• Collected data entries
━━━━━━━━━━━━━━━━

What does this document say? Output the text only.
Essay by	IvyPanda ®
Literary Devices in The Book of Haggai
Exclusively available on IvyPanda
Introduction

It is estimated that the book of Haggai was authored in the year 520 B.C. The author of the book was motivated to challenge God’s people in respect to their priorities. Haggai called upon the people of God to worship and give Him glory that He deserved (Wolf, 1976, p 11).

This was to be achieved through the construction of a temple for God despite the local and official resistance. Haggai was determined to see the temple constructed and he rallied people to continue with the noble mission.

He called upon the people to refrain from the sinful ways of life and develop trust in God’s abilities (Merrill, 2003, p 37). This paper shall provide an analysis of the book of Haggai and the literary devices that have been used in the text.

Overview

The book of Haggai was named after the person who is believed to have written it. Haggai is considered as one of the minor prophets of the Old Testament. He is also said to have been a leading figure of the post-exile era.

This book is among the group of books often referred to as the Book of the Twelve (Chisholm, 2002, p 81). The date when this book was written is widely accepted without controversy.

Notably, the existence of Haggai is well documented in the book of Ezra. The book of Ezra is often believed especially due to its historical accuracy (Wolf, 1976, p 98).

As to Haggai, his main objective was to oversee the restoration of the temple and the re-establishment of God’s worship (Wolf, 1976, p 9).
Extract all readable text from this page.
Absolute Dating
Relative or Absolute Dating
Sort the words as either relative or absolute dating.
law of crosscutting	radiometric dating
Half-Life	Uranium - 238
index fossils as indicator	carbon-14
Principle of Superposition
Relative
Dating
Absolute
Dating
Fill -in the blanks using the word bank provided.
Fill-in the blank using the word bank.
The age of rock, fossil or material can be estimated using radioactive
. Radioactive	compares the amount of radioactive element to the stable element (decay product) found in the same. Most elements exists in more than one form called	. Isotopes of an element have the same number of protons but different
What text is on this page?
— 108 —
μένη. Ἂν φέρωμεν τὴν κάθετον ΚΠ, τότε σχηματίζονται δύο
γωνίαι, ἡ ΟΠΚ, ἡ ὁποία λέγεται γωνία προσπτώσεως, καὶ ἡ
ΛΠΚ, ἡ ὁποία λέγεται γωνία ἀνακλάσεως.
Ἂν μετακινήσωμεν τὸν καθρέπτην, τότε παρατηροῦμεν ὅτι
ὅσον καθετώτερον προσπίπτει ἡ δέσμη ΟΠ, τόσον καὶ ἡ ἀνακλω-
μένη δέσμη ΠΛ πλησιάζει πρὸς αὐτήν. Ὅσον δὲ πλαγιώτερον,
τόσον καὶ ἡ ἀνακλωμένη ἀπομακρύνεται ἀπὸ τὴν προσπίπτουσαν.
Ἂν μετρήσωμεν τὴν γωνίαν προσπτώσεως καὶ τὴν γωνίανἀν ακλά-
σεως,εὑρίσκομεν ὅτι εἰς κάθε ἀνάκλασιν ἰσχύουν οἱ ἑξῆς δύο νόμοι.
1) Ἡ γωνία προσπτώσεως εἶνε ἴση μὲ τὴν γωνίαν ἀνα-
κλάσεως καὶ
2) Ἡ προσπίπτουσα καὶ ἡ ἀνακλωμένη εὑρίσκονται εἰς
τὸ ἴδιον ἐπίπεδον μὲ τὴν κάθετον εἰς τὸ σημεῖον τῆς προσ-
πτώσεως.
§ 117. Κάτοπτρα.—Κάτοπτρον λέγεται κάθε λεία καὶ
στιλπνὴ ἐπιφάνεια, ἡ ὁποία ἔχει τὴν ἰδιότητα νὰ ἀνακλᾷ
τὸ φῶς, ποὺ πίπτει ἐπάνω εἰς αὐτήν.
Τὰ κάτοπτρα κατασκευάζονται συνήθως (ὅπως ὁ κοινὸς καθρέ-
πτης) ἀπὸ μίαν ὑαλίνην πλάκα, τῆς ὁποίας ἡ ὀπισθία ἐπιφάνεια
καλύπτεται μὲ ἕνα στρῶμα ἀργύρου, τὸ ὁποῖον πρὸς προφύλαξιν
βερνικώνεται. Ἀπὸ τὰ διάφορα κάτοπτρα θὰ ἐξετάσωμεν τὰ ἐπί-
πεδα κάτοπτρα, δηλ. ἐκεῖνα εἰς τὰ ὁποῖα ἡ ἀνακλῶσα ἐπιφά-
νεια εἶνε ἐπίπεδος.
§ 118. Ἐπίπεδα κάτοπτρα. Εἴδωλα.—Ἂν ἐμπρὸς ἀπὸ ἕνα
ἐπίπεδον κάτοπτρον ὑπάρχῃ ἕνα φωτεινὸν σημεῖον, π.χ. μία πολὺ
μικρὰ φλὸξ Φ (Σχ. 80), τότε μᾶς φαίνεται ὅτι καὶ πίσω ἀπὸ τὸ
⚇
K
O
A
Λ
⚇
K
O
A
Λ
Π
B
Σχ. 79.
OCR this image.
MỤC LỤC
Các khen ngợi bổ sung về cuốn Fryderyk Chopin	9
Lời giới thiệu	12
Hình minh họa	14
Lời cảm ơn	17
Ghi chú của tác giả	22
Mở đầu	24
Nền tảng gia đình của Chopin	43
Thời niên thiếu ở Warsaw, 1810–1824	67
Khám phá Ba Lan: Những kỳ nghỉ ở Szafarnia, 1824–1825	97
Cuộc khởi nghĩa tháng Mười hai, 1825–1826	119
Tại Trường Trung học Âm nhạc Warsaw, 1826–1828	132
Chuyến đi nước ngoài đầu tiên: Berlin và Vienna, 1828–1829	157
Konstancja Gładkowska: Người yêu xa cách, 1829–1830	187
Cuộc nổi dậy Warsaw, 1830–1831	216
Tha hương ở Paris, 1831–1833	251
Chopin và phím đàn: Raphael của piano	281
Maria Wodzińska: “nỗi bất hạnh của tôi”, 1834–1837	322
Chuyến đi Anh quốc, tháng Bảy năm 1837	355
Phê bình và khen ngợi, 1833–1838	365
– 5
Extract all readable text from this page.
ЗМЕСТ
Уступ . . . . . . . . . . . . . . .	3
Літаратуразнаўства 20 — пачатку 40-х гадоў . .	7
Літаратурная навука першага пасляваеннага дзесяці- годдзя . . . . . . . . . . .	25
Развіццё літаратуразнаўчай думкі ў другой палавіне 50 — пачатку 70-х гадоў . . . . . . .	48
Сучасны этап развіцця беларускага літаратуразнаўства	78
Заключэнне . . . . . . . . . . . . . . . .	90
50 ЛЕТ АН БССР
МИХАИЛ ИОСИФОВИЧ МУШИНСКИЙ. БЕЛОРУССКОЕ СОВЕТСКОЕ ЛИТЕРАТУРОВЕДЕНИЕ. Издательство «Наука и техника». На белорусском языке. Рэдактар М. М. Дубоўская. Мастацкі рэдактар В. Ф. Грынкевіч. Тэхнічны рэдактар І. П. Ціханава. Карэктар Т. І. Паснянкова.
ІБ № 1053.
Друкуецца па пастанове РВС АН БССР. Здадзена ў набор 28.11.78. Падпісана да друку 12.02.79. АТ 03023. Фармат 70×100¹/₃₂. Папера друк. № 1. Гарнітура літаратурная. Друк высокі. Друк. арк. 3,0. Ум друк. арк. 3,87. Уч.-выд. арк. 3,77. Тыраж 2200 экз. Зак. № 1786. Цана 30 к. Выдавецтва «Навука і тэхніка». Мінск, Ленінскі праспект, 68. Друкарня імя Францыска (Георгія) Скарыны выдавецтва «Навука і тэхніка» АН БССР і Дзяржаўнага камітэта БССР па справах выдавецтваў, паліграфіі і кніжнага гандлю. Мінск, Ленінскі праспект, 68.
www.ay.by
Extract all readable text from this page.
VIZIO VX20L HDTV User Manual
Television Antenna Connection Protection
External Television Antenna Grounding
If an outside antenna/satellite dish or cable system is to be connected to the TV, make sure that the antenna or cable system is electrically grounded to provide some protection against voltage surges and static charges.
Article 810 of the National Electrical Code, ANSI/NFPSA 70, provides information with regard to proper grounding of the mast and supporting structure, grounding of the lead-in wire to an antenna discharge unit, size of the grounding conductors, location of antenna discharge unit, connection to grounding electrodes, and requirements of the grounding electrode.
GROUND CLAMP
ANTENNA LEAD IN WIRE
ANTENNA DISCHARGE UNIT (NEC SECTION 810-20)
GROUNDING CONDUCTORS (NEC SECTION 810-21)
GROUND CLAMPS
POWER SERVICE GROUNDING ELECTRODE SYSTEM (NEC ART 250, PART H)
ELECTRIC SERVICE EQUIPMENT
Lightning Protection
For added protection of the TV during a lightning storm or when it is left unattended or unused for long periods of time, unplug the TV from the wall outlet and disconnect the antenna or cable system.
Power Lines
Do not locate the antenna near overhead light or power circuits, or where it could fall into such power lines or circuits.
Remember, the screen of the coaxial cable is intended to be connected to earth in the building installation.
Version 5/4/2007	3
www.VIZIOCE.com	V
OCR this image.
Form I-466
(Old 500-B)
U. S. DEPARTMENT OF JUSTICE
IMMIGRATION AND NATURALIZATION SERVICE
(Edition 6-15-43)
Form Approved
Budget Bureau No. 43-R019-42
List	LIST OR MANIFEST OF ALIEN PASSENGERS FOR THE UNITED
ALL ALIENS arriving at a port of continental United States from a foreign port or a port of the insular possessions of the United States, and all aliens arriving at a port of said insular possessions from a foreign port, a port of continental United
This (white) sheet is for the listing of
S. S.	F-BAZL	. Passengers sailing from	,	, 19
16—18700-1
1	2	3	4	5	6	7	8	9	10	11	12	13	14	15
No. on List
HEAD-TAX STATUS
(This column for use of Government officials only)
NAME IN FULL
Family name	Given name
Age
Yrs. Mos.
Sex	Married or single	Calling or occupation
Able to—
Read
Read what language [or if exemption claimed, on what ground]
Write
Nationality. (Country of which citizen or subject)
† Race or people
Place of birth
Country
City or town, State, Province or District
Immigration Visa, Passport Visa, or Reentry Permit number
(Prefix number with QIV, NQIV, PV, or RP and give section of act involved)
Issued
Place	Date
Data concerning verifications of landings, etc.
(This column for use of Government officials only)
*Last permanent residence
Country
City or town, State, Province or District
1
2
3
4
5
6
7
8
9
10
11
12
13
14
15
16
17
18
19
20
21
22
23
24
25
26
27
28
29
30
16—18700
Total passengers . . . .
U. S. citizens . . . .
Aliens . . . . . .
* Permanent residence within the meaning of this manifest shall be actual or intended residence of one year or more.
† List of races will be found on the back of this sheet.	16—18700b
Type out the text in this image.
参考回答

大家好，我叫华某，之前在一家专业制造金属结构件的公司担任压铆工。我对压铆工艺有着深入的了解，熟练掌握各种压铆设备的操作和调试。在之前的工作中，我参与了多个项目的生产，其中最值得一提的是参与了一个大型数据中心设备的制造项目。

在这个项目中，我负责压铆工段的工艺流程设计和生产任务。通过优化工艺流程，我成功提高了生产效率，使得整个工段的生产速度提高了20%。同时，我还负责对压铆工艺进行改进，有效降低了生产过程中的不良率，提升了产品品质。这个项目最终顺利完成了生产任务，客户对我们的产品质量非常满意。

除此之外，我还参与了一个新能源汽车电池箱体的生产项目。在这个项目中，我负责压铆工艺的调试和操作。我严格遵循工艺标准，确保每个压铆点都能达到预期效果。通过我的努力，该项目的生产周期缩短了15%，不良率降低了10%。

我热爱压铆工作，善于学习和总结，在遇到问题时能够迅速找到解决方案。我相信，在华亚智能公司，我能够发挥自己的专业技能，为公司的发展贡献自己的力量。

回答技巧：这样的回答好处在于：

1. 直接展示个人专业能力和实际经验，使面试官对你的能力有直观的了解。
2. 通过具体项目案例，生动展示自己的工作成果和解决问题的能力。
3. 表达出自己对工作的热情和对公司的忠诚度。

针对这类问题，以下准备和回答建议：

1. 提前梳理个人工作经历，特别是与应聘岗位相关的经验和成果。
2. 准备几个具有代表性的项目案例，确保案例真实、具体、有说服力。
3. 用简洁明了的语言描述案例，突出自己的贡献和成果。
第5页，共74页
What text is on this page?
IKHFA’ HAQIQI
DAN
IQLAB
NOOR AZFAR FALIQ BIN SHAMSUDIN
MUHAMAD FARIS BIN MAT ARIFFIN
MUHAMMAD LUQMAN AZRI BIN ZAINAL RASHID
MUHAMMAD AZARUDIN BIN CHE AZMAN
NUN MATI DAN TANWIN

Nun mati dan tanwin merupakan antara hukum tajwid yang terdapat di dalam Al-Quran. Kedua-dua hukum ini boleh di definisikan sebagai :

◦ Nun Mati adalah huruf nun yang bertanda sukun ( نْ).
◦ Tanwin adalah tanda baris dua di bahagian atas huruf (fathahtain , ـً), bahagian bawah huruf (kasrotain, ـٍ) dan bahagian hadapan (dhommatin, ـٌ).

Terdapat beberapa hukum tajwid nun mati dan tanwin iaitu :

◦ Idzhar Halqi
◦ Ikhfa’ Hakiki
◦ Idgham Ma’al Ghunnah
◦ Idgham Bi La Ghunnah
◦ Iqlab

━━━━━━━━━━━━━━━━

• What you have to do
Check every line of the data, and copy the ones that contain "δέσμη".

• Exercise result
ὅσον καθετώτερον προσπίπτει ἡ δέσμη ΟΠ, τόσον καὶ ἡ ἀνακλω-
μένη δέσμη ΠΛ πλησιάζει πρὸς αὐτήν. Ὅσον δὲ πλαγιώτερον,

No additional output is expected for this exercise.